_TO DO_: Report every line of the records below that contains the word "title".

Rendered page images
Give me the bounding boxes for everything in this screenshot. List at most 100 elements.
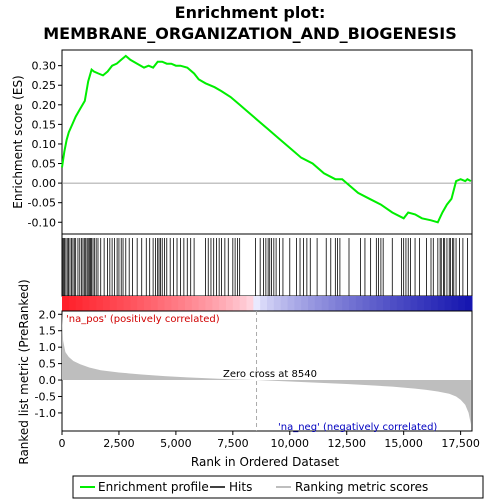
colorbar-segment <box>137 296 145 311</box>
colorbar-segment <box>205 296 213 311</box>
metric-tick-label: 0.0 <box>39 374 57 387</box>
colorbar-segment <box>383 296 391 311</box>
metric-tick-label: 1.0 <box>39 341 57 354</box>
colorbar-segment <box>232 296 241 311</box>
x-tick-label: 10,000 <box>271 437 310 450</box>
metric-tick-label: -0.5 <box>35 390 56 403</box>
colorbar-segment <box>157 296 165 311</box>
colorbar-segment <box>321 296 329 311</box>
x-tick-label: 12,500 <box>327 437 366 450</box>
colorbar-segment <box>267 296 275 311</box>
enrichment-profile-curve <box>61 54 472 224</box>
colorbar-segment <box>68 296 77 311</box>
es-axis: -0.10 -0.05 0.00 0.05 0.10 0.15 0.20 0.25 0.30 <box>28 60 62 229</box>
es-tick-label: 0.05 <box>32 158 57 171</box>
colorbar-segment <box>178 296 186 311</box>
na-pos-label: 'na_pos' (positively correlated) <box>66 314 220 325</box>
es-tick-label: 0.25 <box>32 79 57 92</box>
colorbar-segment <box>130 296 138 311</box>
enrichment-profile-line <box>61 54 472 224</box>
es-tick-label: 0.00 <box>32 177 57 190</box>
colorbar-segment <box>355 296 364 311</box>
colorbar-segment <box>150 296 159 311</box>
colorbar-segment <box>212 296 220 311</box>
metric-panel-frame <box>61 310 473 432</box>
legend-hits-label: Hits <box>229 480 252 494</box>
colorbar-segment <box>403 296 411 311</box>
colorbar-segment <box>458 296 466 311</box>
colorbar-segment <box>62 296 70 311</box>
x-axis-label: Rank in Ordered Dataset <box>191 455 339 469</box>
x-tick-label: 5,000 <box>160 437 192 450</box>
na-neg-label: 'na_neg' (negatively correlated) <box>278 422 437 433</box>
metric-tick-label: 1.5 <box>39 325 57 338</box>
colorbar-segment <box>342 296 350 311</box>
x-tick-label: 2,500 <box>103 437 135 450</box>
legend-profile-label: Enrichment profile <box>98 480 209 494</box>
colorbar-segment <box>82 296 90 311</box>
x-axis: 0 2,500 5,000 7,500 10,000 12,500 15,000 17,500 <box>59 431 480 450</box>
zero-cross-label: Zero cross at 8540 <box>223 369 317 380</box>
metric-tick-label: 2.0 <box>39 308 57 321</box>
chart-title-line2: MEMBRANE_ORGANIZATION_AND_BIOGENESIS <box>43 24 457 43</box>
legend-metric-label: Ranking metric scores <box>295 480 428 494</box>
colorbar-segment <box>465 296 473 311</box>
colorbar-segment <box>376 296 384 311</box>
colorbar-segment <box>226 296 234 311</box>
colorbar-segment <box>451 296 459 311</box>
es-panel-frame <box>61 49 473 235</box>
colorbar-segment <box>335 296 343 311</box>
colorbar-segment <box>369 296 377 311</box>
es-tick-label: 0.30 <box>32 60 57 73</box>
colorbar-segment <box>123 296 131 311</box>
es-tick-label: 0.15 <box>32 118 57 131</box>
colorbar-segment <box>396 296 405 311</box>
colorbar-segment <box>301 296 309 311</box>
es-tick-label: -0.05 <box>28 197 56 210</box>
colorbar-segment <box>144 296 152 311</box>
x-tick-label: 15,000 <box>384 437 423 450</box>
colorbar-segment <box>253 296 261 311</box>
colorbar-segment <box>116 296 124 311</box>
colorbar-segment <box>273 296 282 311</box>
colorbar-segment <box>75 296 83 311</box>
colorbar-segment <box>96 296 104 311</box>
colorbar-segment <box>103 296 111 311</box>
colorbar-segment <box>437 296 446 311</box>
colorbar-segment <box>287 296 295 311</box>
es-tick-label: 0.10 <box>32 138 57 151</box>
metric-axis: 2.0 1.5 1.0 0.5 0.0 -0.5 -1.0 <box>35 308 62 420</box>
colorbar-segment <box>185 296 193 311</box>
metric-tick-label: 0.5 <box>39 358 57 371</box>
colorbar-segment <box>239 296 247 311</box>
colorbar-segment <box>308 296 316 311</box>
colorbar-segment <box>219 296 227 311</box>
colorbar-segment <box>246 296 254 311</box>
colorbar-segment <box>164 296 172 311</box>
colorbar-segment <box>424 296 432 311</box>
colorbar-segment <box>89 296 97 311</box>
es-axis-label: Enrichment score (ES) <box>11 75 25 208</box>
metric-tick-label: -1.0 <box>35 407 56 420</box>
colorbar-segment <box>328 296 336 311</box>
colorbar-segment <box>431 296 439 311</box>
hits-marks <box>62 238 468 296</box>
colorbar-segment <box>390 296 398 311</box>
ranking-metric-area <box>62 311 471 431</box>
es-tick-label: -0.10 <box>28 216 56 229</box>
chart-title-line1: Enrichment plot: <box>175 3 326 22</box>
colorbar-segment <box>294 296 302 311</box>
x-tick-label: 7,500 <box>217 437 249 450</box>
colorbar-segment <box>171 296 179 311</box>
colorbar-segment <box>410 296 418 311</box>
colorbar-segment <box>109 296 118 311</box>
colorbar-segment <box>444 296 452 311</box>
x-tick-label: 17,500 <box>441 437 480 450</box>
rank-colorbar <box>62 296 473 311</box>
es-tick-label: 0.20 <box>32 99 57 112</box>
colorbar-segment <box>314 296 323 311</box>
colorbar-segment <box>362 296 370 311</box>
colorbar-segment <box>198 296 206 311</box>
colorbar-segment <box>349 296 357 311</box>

_RESPONSE AREA_:
chart-title-line2: MEMBRANE_ORGANIZATION_AND_BIOGENESIS <box>43 24 457 43</box>
chart-title-line1: Enrichment plot: <box>175 3 326 22</box>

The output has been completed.